## STATED PROBLEM 1
Output the passage of the GIBBON acquisition function text that runs between "Following a principled" and "MES via fantasies.", inclusive, word for word.
------ EXCERPT TO READ ------
The GIBBON (General-purpose Information-Based Bayesian OptimisatioN) acquisition function¶

A particularly intuitive and empirically effective class of acquisition functions has arisen based on information theory. Information-theoretic Bayesian Optimisation (BO) seeks to reduce uncertainty in the location of high-performing areas of the search space, as measured in terms of differential entropy. BoTorch already supports information-theoretic BO through an implementation of the Max-value Entropy Search (MES) acquisition function [1] (see the Max-Value Entropy tutorial for details), which makes evaluations that reduce uncertainty in the maximum value attained by the objective function. However, in order to support batch and multi-fidelity BO, our implementation of MES employs numerical integrations and fantasy observations (i. e., we generate one point each time and when we try to generate the 𝑖-th point of a batch, we condition the models on the 𝑖−1 points generated prior to this). Unfortunately, Each of these calculations can can add significantly to the computational overhead incurred by BO.

In this notebook, we provide an information-theoretic acquisition function for tasks where objective function query costs are not large enough to overshadow significant optimisation overheads known as General-purpose Information-Based Bayesian OptimisatioN (GIBBON) [2]. In this tutorial, we present a very high-level overview of GIBBON and demonstrate its use within BoTorch.

Calculating GIBBON¶

Following a principled information-theoretic construction, the GIBBON acquisition function measures the utility of evaluating a candidate batch of $B$ points $\{\textbf{x}\}_{i=1}^B$ as \begin{align} \alpha_{\text{GIBBON}}(\{\textbf{x}\}_{i=1}^B) &= \frac{1}{2}\log |C| + \sum_{i=1}^B \hat{\alpha}_{\text{MES}}(\textbf{x}_i) \end{align} where $|C|$ is the determinant of the $B\times B$ correlation matrix between the batch elements and $\hat{\alpha}_{\text{MES}}$ is an analytical approximation of the standard (non-batch) MES acquisition function. The GIBBON acquisition function forms a lower bound on the exact (but intractable) batch MES function and is consequently referred to as the qLowerBoundMaxValueEntropy in BoTorch. Crucially, GIBBON can be computed in closed-form and so incurs substantially lower overheads than batch MES via fantasies.
------ RAW DATA ------
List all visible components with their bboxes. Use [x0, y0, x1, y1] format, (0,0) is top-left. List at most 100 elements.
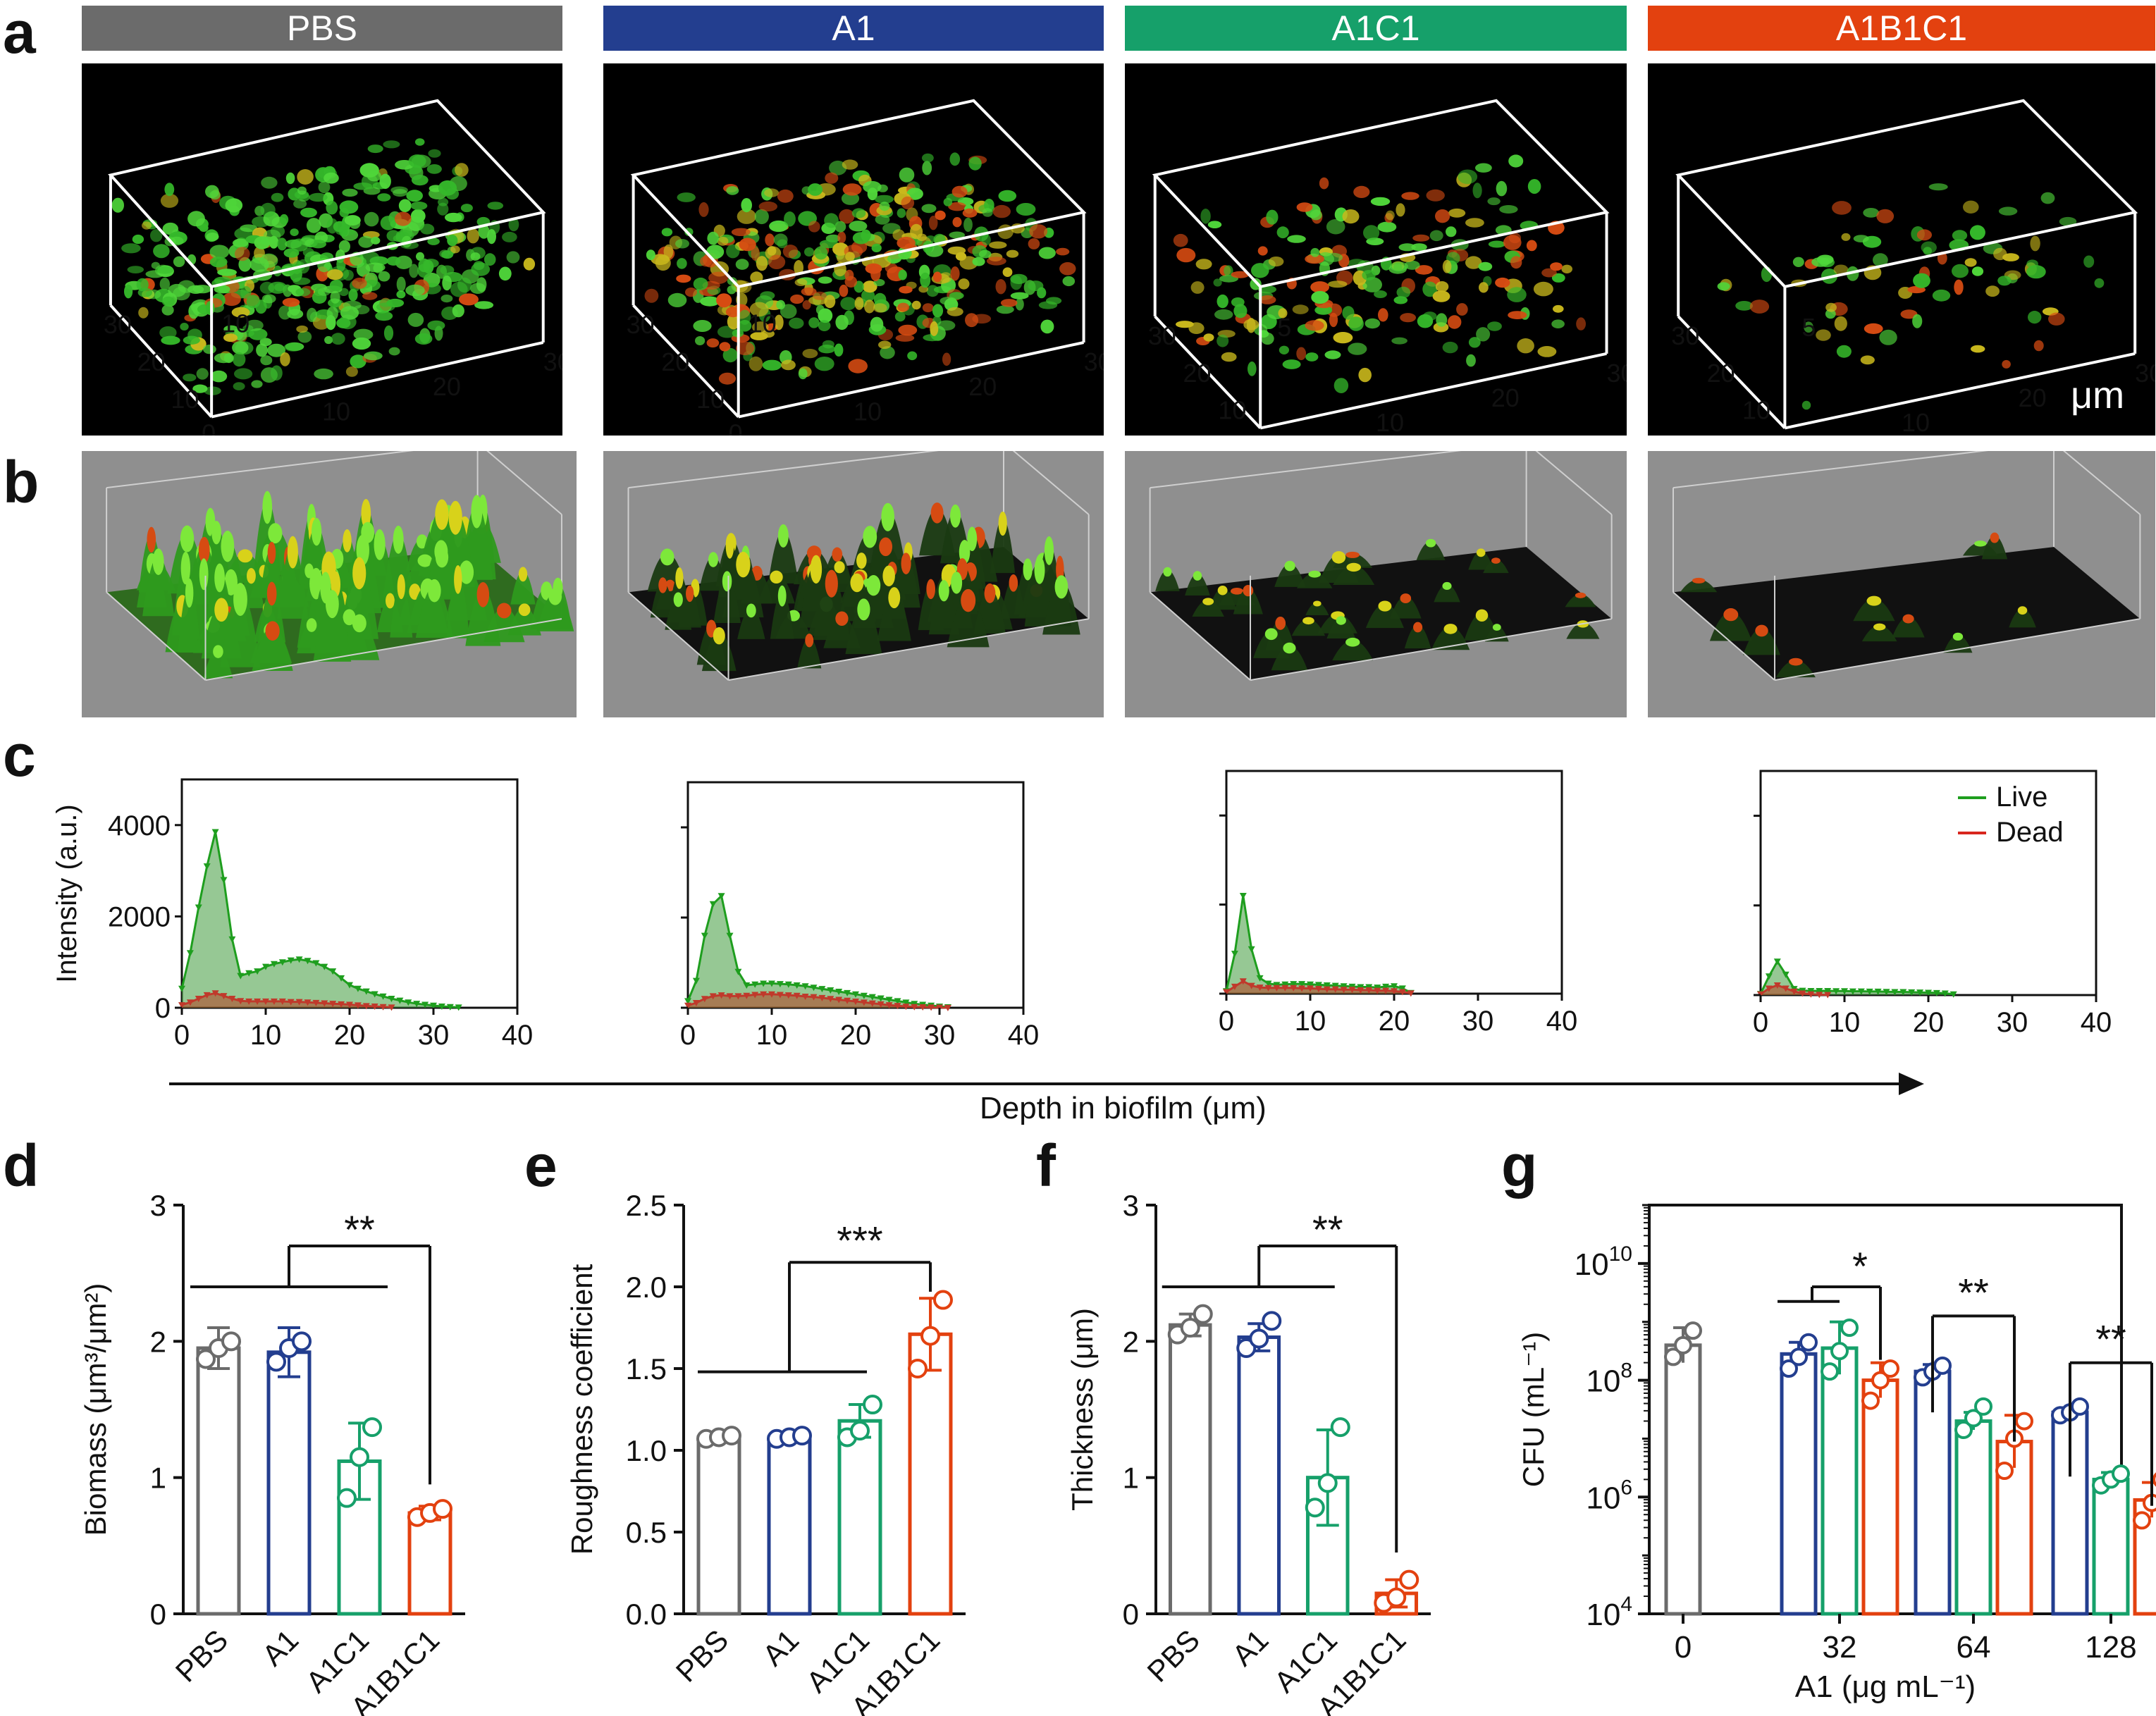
surface-peak-tip	[1873, 624, 1885, 631]
surface-peak-tip	[1218, 586, 1228, 595]
live-cell	[695, 336, 705, 345]
axis-tick-label: 10	[854, 397, 882, 426]
live-cell	[1507, 287, 1527, 302]
surface-plot-svg	[1125, 451, 1627, 717]
dead-cell	[1400, 313, 1416, 322]
x-tick-label-pbs: PBS	[670, 1623, 735, 1689]
live-cell	[441, 295, 453, 302]
data-point	[1822, 1364, 1837, 1379]
x-tick-label: 0	[680, 1020, 696, 1051]
live-cell	[1200, 209, 1210, 224]
dead-cell	[842, 159, 858, 169]
live-cell	[261, 177, 277, 189]
y-tick-label: 0.5	[626, 1516, 667, 1549]
live-cell	[331, 291, 340, 304]
significance-label: **	[1312, 1207, 1343, 1252]
surface-peak-tip	[1493, 624, 1501, 631]
live-cell	[1952, 230, 1967, 241]
data-point	[1263, 1312, 1280, 1329]
surface-peak-tip	[805, 634, 813, 647]
data-point	[1832, 1343, 1847, 1359]
live-cell	[121, 243, 141, 253]
live-cell	[870, 317, 884, 332]
dead-cell	[953, 217, 962, 227]
live-cell	[808, 317, 819, 328]
surface-peak-tip	[1413, 622, 1422, 633]
group-header-label: PBS	[287, 8, 357, 48]
dead-cell	[864, 300, 875, 313]
live-cell	[471, 252, 481, 261]
dead-cell	[2034, 340, 2044, 352]
live-cell	[488, 202, 504, 209]
live-cell	[1214, 278, 1222, 286]
y-tick-label: 2.0	[626, 1271, 667, 1304]
dead-cell	[901, 197, 915, 209]
surface-peak-tip	[497, 603, 512, 619]
data-point	[1332, 1419, 1349, 1436]
biofilm-3d-image-a1: 302010302010100	[603, 63, 1104, 436]
dead-cell	[929, 216, 938, 230]
live-cell	[307, 218, 321, 233]
live-cell	[251, 380, 262, 388]
axis-tick-label: 10	[322, 397, 350, 426]
surface-peak-tip	[238, 549, 252, 562]
surface-peak-tip	[211, 521, 221, 544]
axis-tick-label: 10	[1742, 396, 1770, 425]
x-tick-label-32: 32	[1823, 1630, 1857, 1665]
dead-cell	[1358, 368, 1372, 382]
bar-pbs-0	[1666, 1345, 1700, 1614]
bar-pbs	[1170, 1325, 1210, 1614]
live-cell	[760, 291, 775, 300]
x-tick-label: 10	[250, 1020, 282, 1051]
data-point	[2016, 1414, 2032, 1429]
live-cell	[1443, 342, 1458, 353]
live-cell	[815, 357, 834, 371]
surface-peak-tip	[180, 525, 194, 552]
y-tick-label: 0	[1123, 1598, 1139, 1631]
dead-cell	[1204, 333, 1214, 341]
y-tick-label: 104	[1586, 1593, 1632, 1632]
dead-cell	[467, 228, 479, 243]
surface-peak-tip	[1974, 541, 1986, 546]
live-cell	[1374, 290, 1387, 298]
surface-peak-tip	[882, 566, 895, 586]
live-cell	[336, 228, 356, 235]
biofilm-3d-image-pbs: 302010302010100	[82, 63, 562, 436]
axis-tick-label: 20	[661, 347, 689, 376]
data-point	[851, 1422, 868, 1439]
surface-peak-tip	[1953, 633, 1963, 641]
surface-peak-tip	[1443, 624, 1457, 634]
grid-line	[2054, 451, 2140, 514]
dead-cell	[1436, 281, 1448, 292]
live-cell	[1473, 183, 1482, 198]
dead-cell	[1176, 248, 1195, 262]
surface-peak-tip	[477, 582, 490, 607]
dead-cell	[1343, 209, 1360, 223]
live-cell	[2095, 278, 2105, 288]
dead-cell	[1386, 211, 1395, 221]
live-cell	[164, 183, 174, 196]
data-point	[1400, 1572, 1417, 1588]
surface-peak-tip	[1755, 625, 1768, 637]
y-tick-label: 0	[150, 1598, 166, 1631]
live-cell	[1436, 313, 1447, 326]
live-cell	[726, 245, 739, 259]
dead-cell	[764, 188, 779, 197]
dead-cell	[1293, 304, 1309, 314]
live-cell	[280, 214, 288, 225]
live-cell	[662, 228, 672, 236]
dead-cell	[1534, 282, 1553, 297]
y-axis-label: Thickness (μm)	[1066, 1308, 1099, 1511]
surface-plot-svg	[603, 451, 1104, 717]
live-cell	[358, 236, 374, 248]
live-cell	[932, 304, 943, 317]
live-cell	[499, 267, 512, 281]
surface-peak-tip	[1346, 563, 1361, 572]
grid-line	[478, 451, 562, 514]
live-cell	[1921, 242, 1937, 254]
live-cell	[973, 257, 985, 266]
dead-cell	[777, 190, 794, 203]
y-tick-label: 108	[1586, 1359, 1632, 1399]
surface-peak-tip	[1477, 548, 1486, 557]
live-cell	[366, 263, 386, 273]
------
## STATED PROBLEM 2
Format the lines of the collection entries between the lines holding "624, 1885, 631]" and "624, 1501, 631]", inclusive, as a Markdown table with the columns Row and Entry, leaving out blank lines.

## FULL RESPONSE 1
Following a principled information-theoretic construction, the GIBBON acquisition function measures the utility of evaluating a candidate batch of $B$ points $\{\textbf{x}\}_{i=1}^B$ as \begin{align} \alpha_{\text{GIBBON}}(\{\textbf{x}\}_{i=1}^B) &= \frac{1}{2}\log |C| + \sum_{i=1}^B \hat{\alpha}_{\text{MES}}(\textbf{x}_i) \end{align} where $|C|$ is the determinant of the $B\times B$ correlation matrix between the batch elements and $\hat{\alpha}_{\text{MES}}$ is an analytical approximation of the standard (non-batch) MES acquisition function. The GIBBON acquisition function forms a lower bound on the exact (but intractable) batch MES function and is consequently referred to as the qLowerBoundMaxValueEntropy in BoTorch. Crucially, GIBBON can be computed in closed-form and so incurs substantially lower overheads than batch MES via fantasies.

## FULL RESPONSE 2
| Row | Entry |
|---|---|
| 1 | surface-peak-tip	[1873, 624, 1885, 631] |
| 2 | surface-peak-tip	[1218, 586, 1228, 595] |
| 3 | live-cell	[695, 336, 705, 345] |
| 4 | axis-tick-label: 10	[854, 397, 882, 426] |
| 5 | live-cell	[1507, 287, 1527, 302] |
| 6 | surface-plot-svg	[1125, 451, 1627, 717] |
| 7 | dead-cell	[1400, 313, 1416, 322] |
| 8 | x-tick-label-pbs: PBS	[670, 1623, 735, 1689] |
| 9 | live-cell	[441, 295, 453, 302] |
| 10 | data-point	[1822, 1364, 1837, 1379] |
| 11 | x-tick-label: 0	[680, 1020, 696, 1051] |
| 12 | live-cell	[1200, 209, 1210, 224] |
| 13 | dead-cell	[842, 159, 858, 169] |
| 14 | live-cell	[261, 177, 277, 189] |
| 15 | y-tick-label: 0.5	[626, 1516, 667, 1549] |
| 16 | live-cell	[331, 291, 340, 304] |
| 17 | significance-label: **	[1312, 1207, 1343, 1252] |
| 18 | surface-peak-tip	[1493, 624, 1501, 631] |